Restate the full set of records exactly, without adding or dropping a word.
=======
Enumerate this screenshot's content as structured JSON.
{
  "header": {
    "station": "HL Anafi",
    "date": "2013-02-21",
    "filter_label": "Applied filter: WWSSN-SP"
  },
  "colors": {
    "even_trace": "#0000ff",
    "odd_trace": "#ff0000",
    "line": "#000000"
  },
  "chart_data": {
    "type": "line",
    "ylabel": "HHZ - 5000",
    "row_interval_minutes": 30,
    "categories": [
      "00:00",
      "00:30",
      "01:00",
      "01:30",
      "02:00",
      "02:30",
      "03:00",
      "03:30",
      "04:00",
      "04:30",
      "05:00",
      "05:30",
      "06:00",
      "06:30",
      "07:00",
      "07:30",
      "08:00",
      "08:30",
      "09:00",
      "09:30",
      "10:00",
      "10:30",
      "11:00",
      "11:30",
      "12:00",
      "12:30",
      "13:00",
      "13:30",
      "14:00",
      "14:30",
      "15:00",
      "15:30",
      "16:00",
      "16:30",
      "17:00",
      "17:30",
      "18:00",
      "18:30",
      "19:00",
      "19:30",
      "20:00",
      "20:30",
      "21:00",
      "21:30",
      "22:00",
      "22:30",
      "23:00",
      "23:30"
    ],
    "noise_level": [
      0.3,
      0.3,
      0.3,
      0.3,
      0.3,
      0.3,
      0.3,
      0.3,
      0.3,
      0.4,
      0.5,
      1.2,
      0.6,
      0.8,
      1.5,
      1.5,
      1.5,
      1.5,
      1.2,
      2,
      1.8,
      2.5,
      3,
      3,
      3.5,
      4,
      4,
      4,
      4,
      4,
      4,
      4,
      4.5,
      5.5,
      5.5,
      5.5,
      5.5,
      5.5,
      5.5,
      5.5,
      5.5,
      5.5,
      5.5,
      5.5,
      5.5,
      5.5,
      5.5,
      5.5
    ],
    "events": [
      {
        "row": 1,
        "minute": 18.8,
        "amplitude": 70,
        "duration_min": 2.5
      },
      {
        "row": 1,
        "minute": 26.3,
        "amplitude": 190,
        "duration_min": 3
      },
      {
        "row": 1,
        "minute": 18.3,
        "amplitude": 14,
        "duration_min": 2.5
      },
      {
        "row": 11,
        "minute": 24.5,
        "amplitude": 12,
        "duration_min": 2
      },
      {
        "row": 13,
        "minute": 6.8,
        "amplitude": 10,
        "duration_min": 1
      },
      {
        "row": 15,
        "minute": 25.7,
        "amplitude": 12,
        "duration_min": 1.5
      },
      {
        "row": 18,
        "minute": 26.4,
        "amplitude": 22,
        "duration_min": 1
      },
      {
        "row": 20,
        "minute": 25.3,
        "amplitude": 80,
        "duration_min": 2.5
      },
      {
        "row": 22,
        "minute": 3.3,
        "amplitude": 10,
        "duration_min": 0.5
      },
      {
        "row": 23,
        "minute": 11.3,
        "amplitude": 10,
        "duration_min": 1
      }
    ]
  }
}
=======
_Solved exercise_
Enumerate this screenshot's content as structured JSON.
{
  "header": {
    "station": "HL Anafi",
    "date": "2013-02-21",
    "filter_label": "Applied filter: WWSSN-SP"
  },
  "colors": {
    "even_trace": "#0000ff",
    "odd_trace": "#ff0000",
    "line": "#000000"
  },
  "chart_data": {
    "type": "line",
    "ylabel": "HHZ - 5000",
    "row_interval_minutes": 30,
    "categories": [
      "00:00",
      "00:30",
      "01:00",
      "01:30",
      "02:00",
      "02:30",
      "03:00",
      "03:30",
      "04:00",
      "04:30",
      "05:00",
      "05:30",
      "06:00",
      "06:30",
      "07:00",
      "07:30",
      "08:00",
      "08:30",
      "09:00",
      "09:30",
      "10:00",
      "10:30",
      "11:00",
      "11:30",
      "12:00",
      "12:30",
      "13:00",
      "13:30",
      "14:00",
      "14:30",
      "15:00",
      "15:30",
      "16:00",
      "16:30",
      "17:00",
      "17:30",
      "18:00",
      "18:30",
      "19:00",
      "19:30",
      "20:00",
      "20:30",
      "21:00",
      "21:30",
      "22:00",
      "22:30",
      "23:00",
      "23:30"
    ],
    "noise_level": [
      0.3,
      0.3,
      0.3,
      0.3,
      0.3,
      0.3,
      0.3,
      0.3,
      0.3,
      0.4,
      0.5,
      1.2,
      0.6,
      0.8,
      1.5,
      1.5,
      1.5,
      1.5,
      1.2,
      2,
      1.8,
      2.5,
      3,
      3,
      3.5,
      4,
      4,
      4,
      4,
      4,
      4,
      4,
      4.5,
      5.5,
      5.5,
      5.5,
      5.5,
      5.5,
      5.5,
      5.5,
      5.5,
      5.5,
      5.5,
      5.5,
      5.5,
      5.5,
      5.5,
      5.5
    ],
    "events": [
      {
        "row": 1,
        "minute": 18.8,
        "amplitude": 70,
        "duration_min": 2.5
      },
      {
        "row": 1,
        "minute": 26.3,
        "amplitude": 190,
        "duration_min": 3
      },
      {
        "row": 1,
        "minute": 18.3,
        "amplitude": 14,
        "duration_min": 2.5
      },
      {
        "row": 11,
        "minute": 24.5,
        "amplitude": 12,
        "duration_min": 2
      },
      {
        "row": 13,
        "minute": 6.8,
        "amplitude": 10,
        "duration_min": 1
      },
      {
        "row": 15,
        "minute": 25.7,
        "amplitude": 12,
        "duration_min": 1.5
      },
      {
        "row": 18,
        "minute": 26.4,
        "amplitude": 22,
        "duration_min": 1
      },
      {
        "row": 20,
        "minute": 25.3,
        "amplitude": 80,
        "duration_min": 2.5
      },
      {
        "row": 22,
        "minute": 3.3,
        "amplitude": 10,
        "duration_min": 0.5
      },
      {
        "row": 23,
        "minute": 11.3,
        "amplitude": 10,
        "duration_min": 1
      }
    ]
  }
}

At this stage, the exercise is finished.